* _Aim_: Output the full listing below exactly, without the pictures.

>>>

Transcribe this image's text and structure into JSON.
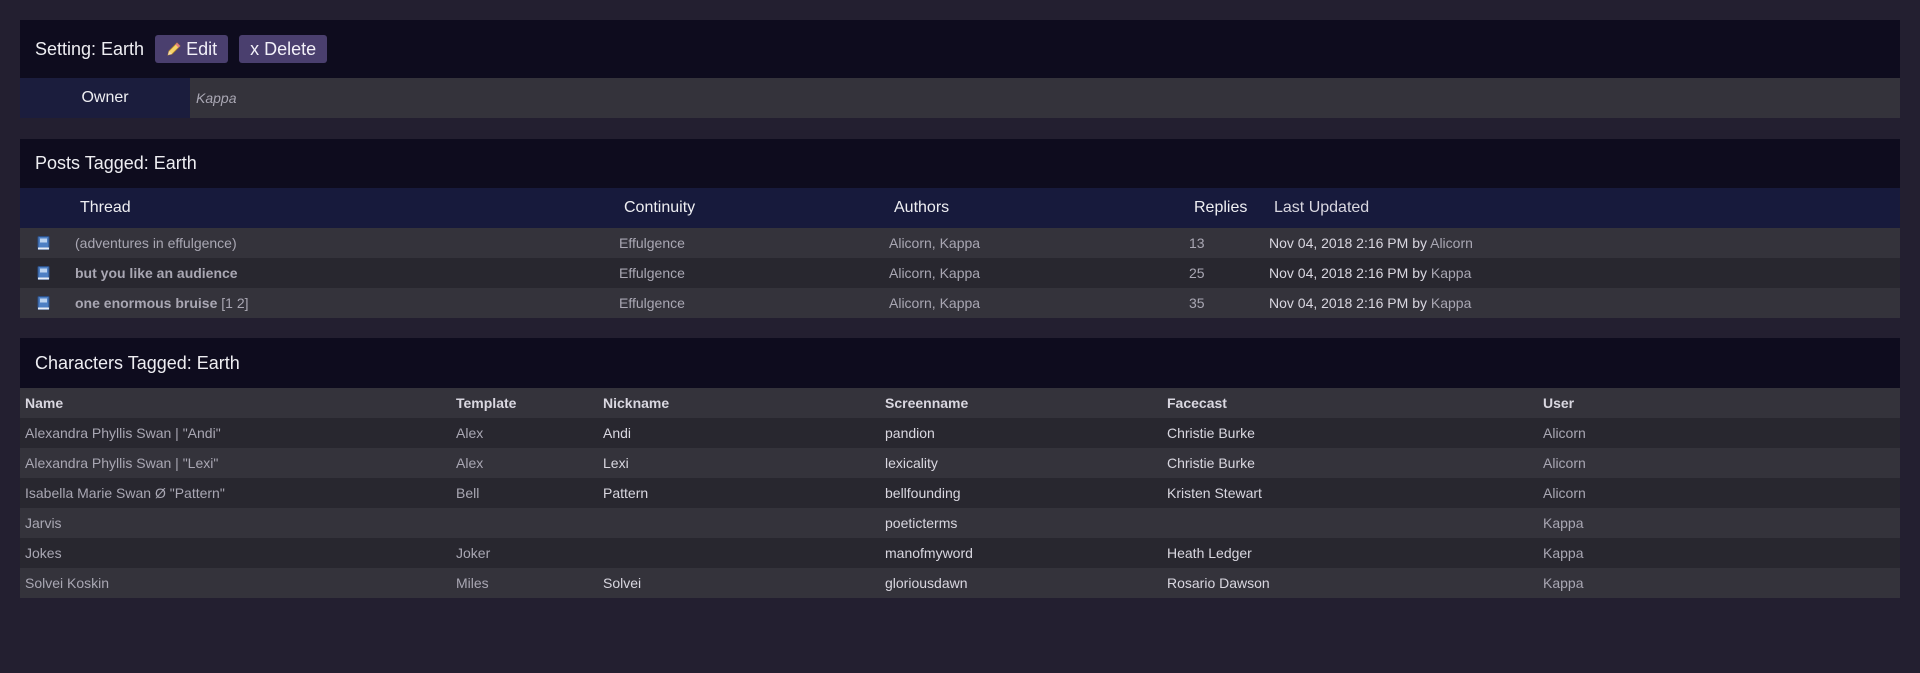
{
  "setting": {
    "title": "Setting: Earth",
    "edit_label": "Edit",
    "delete_label": "x Delete",
    "owner_label": "Owner",
    "owner_value": "Kappa"
  },
  "posts": {
    "title": "Posts Tagged: Earth",
    "headers": {
      "thread": "Thread",
      "continuity": "Continuity",
      "authors": "Authors",
      "replies": "Replies",
      "last_updated": "Last Updated"
    },
    "rows": [
      {
        "thread": "(adventures in effulgence)",
        "bold": false,
        "pages": "",
        "continuity": "Effulgence",
        "authors": "Alicorn, Kappa",
        "replies": "13",
        "updated": "Nov 04, 2018 2:16 PM by ",
        "updated_by": "Alicorn"
      },
      {
        "thread": "but you like an audience",
        "bold": true,
        "pages": "",
        "continuity": "Effulgence",
        "authors": "Alicorn, Kappa",
        "replies": "25",
        "updated": "Nov 04, 2018 2:16 PM by ",
        "updated_by": "Kappa"
      },
      {
        "thread": "one enormous bruise",
        "bold": true,
        "pages": " [1 2]",
        "continuity": "Effulgence",
        "authors": "Alicorn, Kappa",
        "replies": "35",
        "updated": "Nov 04, 2018 2:16 PM by ",
        "updated_by": "Kappa"
      }
    ]
  },
  "characters": {
    "title": "Characters Tagged: Earth",
    "headers": {
      "name": "Name",
      "template": "Template",
      "nickname": "Nickname",
      "screenname": "Screenname",
      "facecast": "Facecast",
      "user": "User"
    },
    "rows": [
      {
        "name": "Alexandra Phyllis Swan | \"Andi\"",
        "template": "Alex",
        "nickname": "Andi",
        "screenname": "pandion",
        "facecast": "Christie Burke",
        "user": "Alicorn"
      },
      {
        "name": "Alexandra Phyllis Swan | \"Lexi\"",
        "template": "Alex",
        "nickname": "Lexi",
        "screenname": "lexicality",
        "facecast": "Christie Burke",
        "user": "Alicorn"
      },
      {
        "name": "Isabella Marie Swan Ø \"Pattern\"",
        "template": "Bell",
        "nickname": "Pattern",
        "screenname": "bellfounding",
        "facecast": "Kristen Stewart",
        "user": "Alicorn"
      },
      {
        "name": "Jarvis",
        "template": "",
        "nickname": "",
        "screenname": "poeticterms",
        "facecast": "",
        "user": "Kappa"
      },
      {
        "name": "Jokes",
        "template": "Joker",
        "nickname": "",
        "screenname": "manofmyword",
        "facecast": "Heath Ledger",
        "user": "Kappa"
      },
      {
        "name": "Solvei Koskin",
        "template": "Miles",
        "nickname": "Solvei",
        "screenname": "gloriousdawn",
        "facecast": "Rosario Dawson",
        "user": "Kappa"
      }
    ]
  },
  "colors": {
    "background": "#231f30",
    "header_dark": "#0e0c1e",
    "header_blue": "#171a3c",
    "button": "#4a3f6e"
  }
}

<<<

* _Exercise output_:
Transcribe this image's text and structure into JSON.
{
  "setting": {
    "title": "Setting: Earth",
    "edit_label": "Edit",
    "delete_label": "x Delete",
    "owner_label": "Owner",
    "owner_value": "Kappa"
  },
  "posts": {
    "title": "Posts Tagged: Earth",
    "headers": {
      "thread": "Thread",
      "continuity": "Continuity",
      "authors": "Authors",
      "replies": "Replies",
      "last_updated": "Last Updated"
    },
    "rows": [
      {
        "thread": "(adventures in effulgence)",
        "bold": false,
        "pages": "",
        "continuity": "Effulgence",
        "authors": "Alicorn, Kappa",
        "replies": "13",
        "updated": "Nov 04, 2018 2:16 PM by ",
        "updated_by": "Alicorn"
      },
      {
        "thread": "but you like an audience",
        "bold": true,
        "pages": "",
        "continuity": "Effulgence",
        "authors": "Alicorn, Kappa",
        "replies": "25",
        "updated": "Nov 04, 2018 2:16 PM by ",
        "updated_by": "Kappa"
      },
      {
        "thread": "one enormous bruise",
        "bold": true,
        "pages": " [1 2]",
        "continuity": "Effulgence",
        "authors": "Alicorn, Kappa",
        "replies": "35",
        "updated": "Nov 04, 2018 2:16 PM by ",
        "updated_by": "Kappa"
      }
    ]
  },
  "characters": {
    "title": "Characters Tagged: Earth",
    "headers": {
      "name": "Name",
      "template": "Template",
      "nickname": "Nickname",
      "screenname": "Screenname",
      "facecast": "Facecast",
      "user": "User"
    },
    "rows": [
      {
        "name": "Alexandra Phyllis Swan | \"Andi\"",
        "template": "Alex",
        "nickname": "Andi",
        "screenname": "pandion",
        "facecast": "Christie Burke",
        "user": "Alicorn"
      },
      {
        "name": "Alexandra Phyllis Swan | \"Lexi\"",
        "template": "Alex",
        "nickname": "Lexi",
        "screenname": "lexicality",
        "facecast": "Christie Burke",
        "user": "Alicorn"
      },
      {
        "name": "Isabella Marie Swan Ø \"Pattern\"",
        "template": "Bell",
        "nickname": "Pattern",
        "screenname": "bellfounding",
        "facecast": "Kristen Stewart",
        "user": "Alicorn"
      },
      {
        "name": "Jarvis",
        "template": "",
        "nickname": "",
        "screenname": "poeticterms",
        "facecast": "",
        "user": "Kappa"
      },
      {
        "name": "Jokes",
        "template": "Joker",
        "nickname": "",
        "screenname": "manofmyword",
        "facecast": "Heath Ledger",
        "user": "Kappa"
      },
      {
        "name": "Solvei Koskin",
        "template": "Miles",
        "nickname": "Solvei",
        "screenname": "gloriousdawn",
        "facecast": "Rosario Dawson",
        "user": "Kappa"
      }
    ]
  },
  "colors": {
    "background": "#231f30",
    "header_dark": "#0e0c1e",
    "header_blue": "#171a3c",
    "button": "#4a3f6e"
  }
}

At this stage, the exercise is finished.